[Data entries]
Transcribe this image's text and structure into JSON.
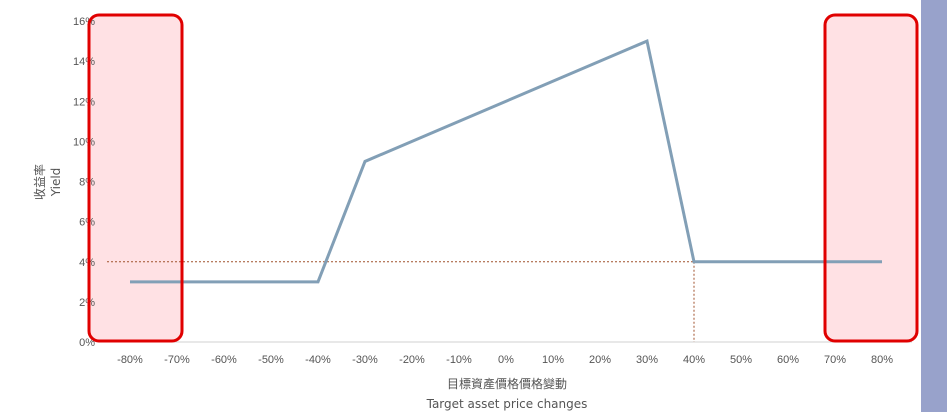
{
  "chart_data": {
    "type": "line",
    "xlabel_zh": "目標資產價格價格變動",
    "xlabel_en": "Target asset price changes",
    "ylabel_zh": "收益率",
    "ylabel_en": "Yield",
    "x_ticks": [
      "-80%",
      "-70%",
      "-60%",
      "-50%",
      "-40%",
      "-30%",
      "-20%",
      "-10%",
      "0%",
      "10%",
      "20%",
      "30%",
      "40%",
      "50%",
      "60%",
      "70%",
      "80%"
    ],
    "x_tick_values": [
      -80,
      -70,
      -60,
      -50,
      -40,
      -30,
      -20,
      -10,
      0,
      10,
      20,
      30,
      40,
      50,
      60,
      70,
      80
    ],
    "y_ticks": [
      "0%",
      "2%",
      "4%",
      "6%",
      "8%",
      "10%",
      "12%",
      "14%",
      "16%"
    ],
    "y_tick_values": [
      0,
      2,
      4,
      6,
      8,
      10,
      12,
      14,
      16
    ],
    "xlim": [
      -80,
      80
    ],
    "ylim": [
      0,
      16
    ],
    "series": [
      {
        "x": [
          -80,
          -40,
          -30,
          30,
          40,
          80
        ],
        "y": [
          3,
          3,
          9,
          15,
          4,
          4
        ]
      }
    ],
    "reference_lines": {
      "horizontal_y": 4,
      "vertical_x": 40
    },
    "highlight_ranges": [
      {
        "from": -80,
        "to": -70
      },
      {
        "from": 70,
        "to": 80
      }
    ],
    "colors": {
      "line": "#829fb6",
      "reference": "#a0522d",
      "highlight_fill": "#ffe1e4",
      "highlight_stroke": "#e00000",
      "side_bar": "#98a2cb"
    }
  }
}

WHAT YOU ARE ASKED TO DO: Go through the data above and transcribe it in full, omitting any image.

ANSWER TO THE EXERCISE:
Transcribe this image's text and structure into JSON.
{
  "chart_data": {
    "type": "line",
    "xlabel_zh": "目標資產價格價格變動",
    "xlabel_en": "Target asset price changes",
    "ylabel_zh": "收益率",
    "ylabel_en": "Yield",
    "x_ticks": [
      "-80%",
      "-70%",
      "-60%",
      "-50%",
      "-40%",
      "-30%",
      "-20%",
      "-10%",
      "0%",
      "10%",
      "20%",
      "30%",
      "40%",
      "50%",
      "60%",
      "70%",
      "80%"
    ],
    "x_tick_values": [
      -80,
      -70,
      -60,
      -50,
      -40,
      -30,
      -20,
      -10,
      0,
      10,
      20,
      30,
      40,
      50,
      60,
      70,
      80
    ],
    "y_ticks": [
      "0%",
      "2%",
      "4%",
      "6%",
      "8%",
      "10%",
      "12%",
      "14%",
      "16%"
    ],
    "y_tick_values": [
      0,
      2,
      4,
      6,
      8,
      10,
      12,
      14,
      16
    ],
    "xlim": [
      -80,
      80
    ],
    "ylim": [
      0,
      16
    ],
    "series": [
      {
        "x": [
          -80,
          -40,
          -30,
          30,
          40,
          80
        ],
        "y": [
          3,
          3,
          9,
          15,
          4,
          4
        ]
      }
    ],
    "reference_lines": {
      "horizontal_y": 4,
      "vertical_x": 40
    },
    "highlight_ranges": [
      {
        "from": -80,
        "to": -70
      },
      {
        "from": 70,
        "to": 80
      }
    ],
    "colors": {
      "line": "#829fb6",
      "reference": "#a0522d",
      "highlight_fill": "#ffe1e4",
      "highlight_stroke": "#e00000",
      "side_bar": "#98a2cb"
    }
  }
}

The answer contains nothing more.